▸ Exercise task
Output nothing but the lines from the line with "Transcribe this chart's" through the end of the listing below, both ends included.

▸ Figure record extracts
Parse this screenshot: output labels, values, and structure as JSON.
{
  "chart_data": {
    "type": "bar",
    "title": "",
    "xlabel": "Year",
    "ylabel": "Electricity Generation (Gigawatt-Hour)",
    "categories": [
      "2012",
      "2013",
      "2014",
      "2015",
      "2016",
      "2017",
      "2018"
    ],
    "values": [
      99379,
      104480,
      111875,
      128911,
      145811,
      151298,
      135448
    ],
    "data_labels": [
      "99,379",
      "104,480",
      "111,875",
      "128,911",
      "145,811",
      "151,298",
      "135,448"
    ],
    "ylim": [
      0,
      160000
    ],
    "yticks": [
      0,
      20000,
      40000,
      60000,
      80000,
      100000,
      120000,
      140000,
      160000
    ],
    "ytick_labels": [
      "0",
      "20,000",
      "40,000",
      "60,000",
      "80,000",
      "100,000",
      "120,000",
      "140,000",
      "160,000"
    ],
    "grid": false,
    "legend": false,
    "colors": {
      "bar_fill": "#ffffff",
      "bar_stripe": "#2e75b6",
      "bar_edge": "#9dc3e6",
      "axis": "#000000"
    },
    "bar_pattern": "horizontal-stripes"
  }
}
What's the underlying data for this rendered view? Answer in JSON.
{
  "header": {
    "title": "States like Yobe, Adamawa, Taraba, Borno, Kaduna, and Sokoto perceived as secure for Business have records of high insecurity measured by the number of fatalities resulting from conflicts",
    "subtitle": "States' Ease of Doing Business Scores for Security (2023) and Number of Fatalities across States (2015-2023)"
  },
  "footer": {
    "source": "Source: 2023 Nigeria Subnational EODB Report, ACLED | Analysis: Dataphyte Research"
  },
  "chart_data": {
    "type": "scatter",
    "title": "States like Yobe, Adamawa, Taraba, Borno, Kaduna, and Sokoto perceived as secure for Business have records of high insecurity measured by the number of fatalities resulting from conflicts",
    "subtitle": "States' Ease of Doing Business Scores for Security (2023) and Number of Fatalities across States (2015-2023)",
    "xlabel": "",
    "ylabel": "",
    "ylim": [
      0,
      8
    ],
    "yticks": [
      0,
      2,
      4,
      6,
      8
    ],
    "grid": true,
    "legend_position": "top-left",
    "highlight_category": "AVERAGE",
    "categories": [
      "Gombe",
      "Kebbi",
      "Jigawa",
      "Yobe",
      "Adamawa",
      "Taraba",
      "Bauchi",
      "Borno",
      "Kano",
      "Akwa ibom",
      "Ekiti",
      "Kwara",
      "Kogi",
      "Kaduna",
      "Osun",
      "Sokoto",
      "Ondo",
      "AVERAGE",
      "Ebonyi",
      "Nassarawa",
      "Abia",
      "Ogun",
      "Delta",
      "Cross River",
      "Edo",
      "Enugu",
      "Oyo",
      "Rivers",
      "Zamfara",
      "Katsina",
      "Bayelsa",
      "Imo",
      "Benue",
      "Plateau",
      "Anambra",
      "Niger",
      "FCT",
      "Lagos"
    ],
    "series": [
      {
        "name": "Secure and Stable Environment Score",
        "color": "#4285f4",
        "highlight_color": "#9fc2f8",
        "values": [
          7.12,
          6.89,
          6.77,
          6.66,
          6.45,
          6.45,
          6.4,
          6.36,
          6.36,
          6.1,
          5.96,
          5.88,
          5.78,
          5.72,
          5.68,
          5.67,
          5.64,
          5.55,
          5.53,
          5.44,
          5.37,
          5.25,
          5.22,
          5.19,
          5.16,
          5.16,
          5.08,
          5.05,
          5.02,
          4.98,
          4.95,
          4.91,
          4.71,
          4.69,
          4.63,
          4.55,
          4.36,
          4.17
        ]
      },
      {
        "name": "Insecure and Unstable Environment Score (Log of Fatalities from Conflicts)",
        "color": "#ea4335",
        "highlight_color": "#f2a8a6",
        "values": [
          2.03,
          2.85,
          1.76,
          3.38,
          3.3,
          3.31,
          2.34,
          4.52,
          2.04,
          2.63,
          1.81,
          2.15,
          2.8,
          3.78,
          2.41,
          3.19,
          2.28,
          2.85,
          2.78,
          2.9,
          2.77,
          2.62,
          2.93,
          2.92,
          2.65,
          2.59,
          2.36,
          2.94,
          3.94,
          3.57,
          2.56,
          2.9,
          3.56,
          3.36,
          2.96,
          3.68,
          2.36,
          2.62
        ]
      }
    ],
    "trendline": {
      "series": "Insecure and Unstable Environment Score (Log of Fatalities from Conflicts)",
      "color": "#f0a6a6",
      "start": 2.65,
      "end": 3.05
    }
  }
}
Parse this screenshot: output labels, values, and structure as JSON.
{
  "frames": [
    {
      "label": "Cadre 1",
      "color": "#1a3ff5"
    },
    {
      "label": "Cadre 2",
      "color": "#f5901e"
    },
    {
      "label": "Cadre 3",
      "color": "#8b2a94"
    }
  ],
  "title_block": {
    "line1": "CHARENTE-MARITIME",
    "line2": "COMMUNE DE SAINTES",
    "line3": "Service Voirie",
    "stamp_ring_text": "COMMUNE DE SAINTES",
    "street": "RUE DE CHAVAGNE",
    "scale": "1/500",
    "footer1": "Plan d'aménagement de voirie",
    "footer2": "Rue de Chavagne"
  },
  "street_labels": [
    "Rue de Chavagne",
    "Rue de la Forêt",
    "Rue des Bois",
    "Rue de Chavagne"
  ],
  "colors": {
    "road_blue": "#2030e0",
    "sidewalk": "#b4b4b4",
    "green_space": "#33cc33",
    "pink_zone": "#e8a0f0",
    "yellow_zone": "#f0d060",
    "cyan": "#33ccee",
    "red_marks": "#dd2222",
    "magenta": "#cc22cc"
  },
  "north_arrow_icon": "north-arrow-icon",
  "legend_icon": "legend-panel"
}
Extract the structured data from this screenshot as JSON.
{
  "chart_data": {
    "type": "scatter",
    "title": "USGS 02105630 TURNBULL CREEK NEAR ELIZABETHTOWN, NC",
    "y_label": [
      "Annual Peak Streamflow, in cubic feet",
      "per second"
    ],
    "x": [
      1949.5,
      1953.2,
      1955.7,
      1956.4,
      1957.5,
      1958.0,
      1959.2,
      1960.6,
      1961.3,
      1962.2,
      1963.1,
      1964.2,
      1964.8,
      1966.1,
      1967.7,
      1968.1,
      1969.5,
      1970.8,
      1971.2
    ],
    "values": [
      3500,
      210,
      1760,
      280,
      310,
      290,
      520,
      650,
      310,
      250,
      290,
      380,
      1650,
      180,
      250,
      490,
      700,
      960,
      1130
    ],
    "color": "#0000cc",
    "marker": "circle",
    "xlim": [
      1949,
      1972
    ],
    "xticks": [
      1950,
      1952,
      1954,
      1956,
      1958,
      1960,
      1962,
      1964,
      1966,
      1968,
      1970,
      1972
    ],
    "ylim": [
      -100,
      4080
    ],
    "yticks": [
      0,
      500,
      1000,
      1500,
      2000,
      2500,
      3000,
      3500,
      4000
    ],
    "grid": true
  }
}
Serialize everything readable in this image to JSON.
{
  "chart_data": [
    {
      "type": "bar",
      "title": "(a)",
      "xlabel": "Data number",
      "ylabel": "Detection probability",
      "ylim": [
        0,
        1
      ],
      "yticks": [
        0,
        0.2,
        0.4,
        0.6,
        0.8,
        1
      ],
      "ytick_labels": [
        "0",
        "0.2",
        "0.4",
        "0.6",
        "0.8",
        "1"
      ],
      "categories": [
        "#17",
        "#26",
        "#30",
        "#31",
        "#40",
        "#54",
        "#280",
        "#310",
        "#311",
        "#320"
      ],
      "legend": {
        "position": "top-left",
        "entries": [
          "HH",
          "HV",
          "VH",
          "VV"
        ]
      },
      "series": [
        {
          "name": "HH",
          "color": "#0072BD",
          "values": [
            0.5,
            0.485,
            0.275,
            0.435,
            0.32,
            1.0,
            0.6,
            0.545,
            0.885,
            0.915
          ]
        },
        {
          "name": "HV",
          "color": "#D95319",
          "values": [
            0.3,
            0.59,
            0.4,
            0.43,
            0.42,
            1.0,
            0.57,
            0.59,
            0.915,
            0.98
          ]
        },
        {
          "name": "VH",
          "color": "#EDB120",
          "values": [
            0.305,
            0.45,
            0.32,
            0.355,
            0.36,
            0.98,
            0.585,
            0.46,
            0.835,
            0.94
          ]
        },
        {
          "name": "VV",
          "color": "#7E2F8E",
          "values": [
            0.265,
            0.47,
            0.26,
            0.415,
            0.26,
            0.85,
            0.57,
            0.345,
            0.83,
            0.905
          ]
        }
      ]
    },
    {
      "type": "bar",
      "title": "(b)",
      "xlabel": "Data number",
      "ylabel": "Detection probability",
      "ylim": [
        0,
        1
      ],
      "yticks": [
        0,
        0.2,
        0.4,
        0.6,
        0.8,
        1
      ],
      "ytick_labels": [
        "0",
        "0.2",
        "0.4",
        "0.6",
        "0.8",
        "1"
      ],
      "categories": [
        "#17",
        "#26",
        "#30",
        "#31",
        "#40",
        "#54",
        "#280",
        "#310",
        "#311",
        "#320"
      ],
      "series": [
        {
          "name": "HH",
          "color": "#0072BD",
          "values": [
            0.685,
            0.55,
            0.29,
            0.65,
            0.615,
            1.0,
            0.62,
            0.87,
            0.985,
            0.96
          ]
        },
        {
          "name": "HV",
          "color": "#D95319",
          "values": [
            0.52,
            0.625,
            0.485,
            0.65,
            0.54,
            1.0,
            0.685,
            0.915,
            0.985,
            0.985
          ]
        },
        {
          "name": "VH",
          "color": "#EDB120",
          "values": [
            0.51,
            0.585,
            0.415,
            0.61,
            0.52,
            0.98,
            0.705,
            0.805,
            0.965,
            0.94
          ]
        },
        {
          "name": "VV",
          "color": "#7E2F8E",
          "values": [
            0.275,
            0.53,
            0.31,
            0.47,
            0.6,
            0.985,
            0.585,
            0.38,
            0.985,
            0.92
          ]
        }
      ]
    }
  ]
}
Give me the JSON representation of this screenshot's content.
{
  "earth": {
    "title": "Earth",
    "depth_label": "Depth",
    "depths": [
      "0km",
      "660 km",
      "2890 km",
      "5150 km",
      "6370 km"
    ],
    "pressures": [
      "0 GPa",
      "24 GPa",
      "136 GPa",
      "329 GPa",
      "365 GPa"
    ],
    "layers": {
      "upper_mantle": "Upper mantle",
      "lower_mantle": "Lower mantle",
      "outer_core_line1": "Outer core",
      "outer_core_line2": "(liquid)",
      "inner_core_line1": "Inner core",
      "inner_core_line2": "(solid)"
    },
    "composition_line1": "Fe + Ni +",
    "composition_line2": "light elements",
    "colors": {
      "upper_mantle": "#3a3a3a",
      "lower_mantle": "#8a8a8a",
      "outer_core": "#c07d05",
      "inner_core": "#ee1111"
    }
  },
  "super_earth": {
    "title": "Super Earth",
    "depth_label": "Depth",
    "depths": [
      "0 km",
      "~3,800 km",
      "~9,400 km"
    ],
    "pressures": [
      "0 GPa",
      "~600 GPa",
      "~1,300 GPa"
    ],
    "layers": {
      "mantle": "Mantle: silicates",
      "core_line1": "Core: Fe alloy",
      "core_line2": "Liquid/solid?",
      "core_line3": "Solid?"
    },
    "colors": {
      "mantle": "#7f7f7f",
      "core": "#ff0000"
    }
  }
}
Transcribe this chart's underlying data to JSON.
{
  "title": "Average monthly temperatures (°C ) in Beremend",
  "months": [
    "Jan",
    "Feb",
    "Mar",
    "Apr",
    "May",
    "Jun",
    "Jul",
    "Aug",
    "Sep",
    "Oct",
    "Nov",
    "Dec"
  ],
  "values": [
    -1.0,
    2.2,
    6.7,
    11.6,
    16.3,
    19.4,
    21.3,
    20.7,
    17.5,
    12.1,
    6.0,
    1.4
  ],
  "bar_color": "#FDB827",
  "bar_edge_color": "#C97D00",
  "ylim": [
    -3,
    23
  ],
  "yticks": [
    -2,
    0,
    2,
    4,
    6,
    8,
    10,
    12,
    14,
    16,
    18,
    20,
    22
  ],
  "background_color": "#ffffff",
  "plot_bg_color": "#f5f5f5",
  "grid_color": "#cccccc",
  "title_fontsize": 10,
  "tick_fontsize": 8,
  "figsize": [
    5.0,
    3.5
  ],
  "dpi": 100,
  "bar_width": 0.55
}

▸ Answer to this problem
Transcribe this chart's underlying data to JSON.
{
  "title": "Average monthly temperatures (°C ) in Beremend",
  "months": [
    "Jan",
    "Feb",
    "Mar",
    "Apr",
    "May",
    "Jun",
    "Jul",
    "Aug",
    "Sep",
    "Oct",
    "Nov",
    "Dec"
  ],
  "values": [
    -1.0,
    2.2,
    6.7,
    11.6,
    16.3,
    19.4,
    21.3,
    20.7,
    17.5,
    12.1,
    6.0,
    1.4
  ],
  "bar_color": "#FDB827",
  "bar_edge_color": "#C97D00",
  "ylim": [
    -3,
    23
  ],
  "yticks": [
    -2,
    0,
    2,
    4,
    6,
    8,
    10,
    12,
    14,
    16,
    18,
    20,
    22
  ],
  "background_color": "#ffffff",
  "plot_bg_color": "#f5f5f5",
  "grid_color": "#cccccc",
  "title_fontsize": 10,
  "tick_fontsize": 8,
  "figsize": [
    5.0,
    3.5
  ],
  "dpi": 100,
  "bar_width": 0.55
}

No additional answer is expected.